Task brief. Leave the pictures out. Return all other data exactly.
++++ Supplied data ++++
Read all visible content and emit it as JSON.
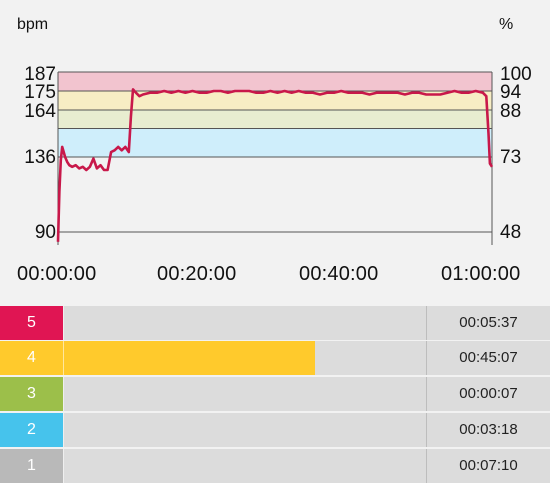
{
  "chart_data": {
    "type": "line",
    "left_unit": "bpm",
    "right_unit": "%",
    "left_ticks": [
      "187",
      "175",
      "164",
      "136",
      "90"
    ],
    "right_ticks": [
      "100",
      "94",
      "88",
      "73",
      "48"
    ],
    "x_ticks": [
      "00:00:00",
      "00:20:00",
      "00:40:00",
      "01:00:00"
    ],
    "ylim": [
      82,
      187
    ],
    "xlim_minutes": [
      0,
      61.3
    ],
    "zone_bands": [
      {
        "zone": 5,
        "from": 175,
        "to": 187,
        "color": "#f2c4cf"
      },
      {
        "zone": 4,
        "from": 164,
        "to": 175,
        "color": "#f7edc4"
      },
      {
        "zone": 3,
        "from": 153,
        "to": 164,
        "color": "#e8edd0"
      },
      {
        "zone": 2,
        "from": 136,
        "to": 153,
        "color": "#cfeefb"
      }
    ],
    "line_color": "#c8184a",
    "series": [
      {
        "x": [
          0,
          0.2,
          0.4,
          0.6,
          0.8,
          1,
          1.3,
          1.6,
          2,
          2.5,
          3,
          3.5,
          4,
          4.5,
          5,
          5.5,
          6,
          6.5,
          7,
          7.5,
          8,
          8.5,
          9,
          9.5,
          10,
          10.3,
          10.6,
          11,
          11.5,
          12,
          13,
          14,
          15,
          16,
          17,
          18,
          19,
          20,
          21,
          22,
          23,
          24,
          25,
          26,
          27,
          28,
          29,
          30,
          31,
          32,
          33,
          34,
          35,
          36,
          37,
          38,
          39,
          40,
          41,
          42,
          43,
          44,
          45,
          46,
          47,
          48,
          49,
          50,
          51,
          52,
          53,
          54,
          55,
          56,
          57,
          58,
          59,
          60,
          60.5,
          60.8,
          61,
          61.3
        ],
        "y": [
          84,
          115,
          134,
          142,
          139,
          136,
          133,
          131,
          130,
          131,
          129,
          130,
          128,
          130,
          135,
          129,
          131,
          128,
          128,
          139,
          140,
          142,
          140,
          142,
          139,
          160,
          176,
          174,
          172,
          173,
          174,
          174,
          175,
          174,
          175,
          174,
          175,
          174,
          174,
          175,
          175,
          174,
          175,
          175,
          175,
          174,
          174,
          175,
          174,
          175,
          174,
          175,
          174,
          174,
          173,
          174,
          174,
          175,
          174,
          174,
          174,
          173,
          174,
          174,
          174,
          174,
          173,
          174,
          174,
          173,
          173,
          173,
          174,
          175,
          174,
          174,
          175,
          174,
          172,
          150,
          132,
          130
        ]
      }
    ]
  },
  "zones": [
    {
      "num": "5",
      "time": "00:05:37",
      "color": "#e01553",
      "fraction": 0.092
    },
    {
      "num": "4",
      "time": "00:45:07",
      "color": "#ffca2c",
      "fraction": 0.737
    },
    {
      "num": "3",
      "time": "00:00:07",
      "color": "#9cbf4a",
      "fraction": 0.002
    },
    {
      "num": "2",
      "time": "00:03:18",
      "color": "#46c3ec",
      "fraction": 0.054
    },
    {
      "num": "1",
      "time": "00:07:10",
      "color": "#b9b9b9",
      "fraction": 0.117
    }
  ]
}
++++
Solution to this exercise.
Read all visible content and emit it as JSON.
{
  "chart_data": {
    "type": "line",
    "left_unit": "bpm",
    "right_unit": "%",
    "left_ticks": [
      "187",
      "175",
      "164",
      "136",
      "90"
    ],
    "right_ticks": [
      "100",
      "94",
      "88",
      "73",
      "48"
    ],
    "x_ticks": [
      "00:00:00",
      "00:20:00",
      "00:40:00",
      "01:00:00"
    ],
    "ylim": [
      82,
      187
    ],
    "xlim_minutes": [
      0,
      61.3
    ],
    "zone_bands": [
      {
        "zone": 5,
        "from": 175,
        "to": 187,
        "color": "#f2c4cf"
      },
      {
        "zone": 4,
        "from": 164,
        "to": 175,
        "color": "#f7edc4"
      },
      {
        "zone": 3,
        "from": 153,
        "to": 164,
        "color": "#e8edd0"
      },
      {
        "zone": 2,
        "from": 136,
        "to": 153,
        "color": "#cfeefb"
      }
    ],
    "line_color": "#c8184a",
    "series": [
      {
        "x": [
          0,
          0.2,
          0.4,
          0.6,
          0.8,
          1,
          1.3,
          1.6,
          2,
          2.5,
          3,
          3.5,
          4,
          4.5,
          5,
          5.5,
          6,
          6.5,
          7,
          7.5,
          8,
          8.5,
          9,
          9.5,
          10,
          10.3,
          10.6,
          11,
          11.5,
          12,
          13,
          14,
          15,
          16,
          17,
          18,
          19,
          20,
          21,
          22,
          23,
          24,
          25,
          26,
          27,
          28,
          29,
          30,
          31,
          32,
          33,
          34,
          35,
          36,
          37,
          38,
          39,
          40,
          41,
          42,
          43,
          44,
          45,
          46,
          47,
          48,
          49,
          50,
          51,
          52,
          53,
          54,
          55,
          56,
          57,
          58,
          59,
          60,
          60.5,
          60.8,
          61,
          61.3
        ],
        "y": [
          84,
          115,
          134,
          142,
          139,
          136,
          133,
          131,
          130,
          131,
          129,
          130,
          128,
          130,
          135,
          129,
          131,
          128,
          128,
          139,
          140,
          142,
          140,
          142,
          139,
          160,
          176,
          174,
          172,
          173,
          174,
          174,
          175,
          174,
          175,
          174,
          175,
          174,
          174,
          175,
          175,
          174,
          175,
          175,
          175,
          174,
          174,
          175,
          174,
          175,
          174,
          175,
          174,
          174,
          173,
          174,
          174,
          175,
          174,
          174,
          174,
          173,
          174,
          174,
          174,
          174,
          173,
          174,
          174,
          173,
          173,
          173,
          174,
          175,
          174,
          174,
          175,
          174,
          172,
          150,
          132,
          130
        ]
      }
    ]
  },
  "zones": [
    {
      "num": "5",
      "time": "00:05:37",
      "color": "#e01553",
      "fraction": 0.092
    },
    {
      "num": "4",
      "time": "00:45:07",
      "color": "#ffca2c",
      "fraction": 0.737
    },
    {
      "num": "3",
      "time": "00:00:07",
      "color": "#9cbf4a",
      "fraction": 0.002
    },
    {
      "num": "2",
      "time": "00:03:18",
      "color": "#46c3ec",
      "fraction": 0.054
    },
    {
      "num": "1",
      "time": "00:07:10",
      "color": "#b9b9b9",
      "fraction": 0.117
    }
  ]
}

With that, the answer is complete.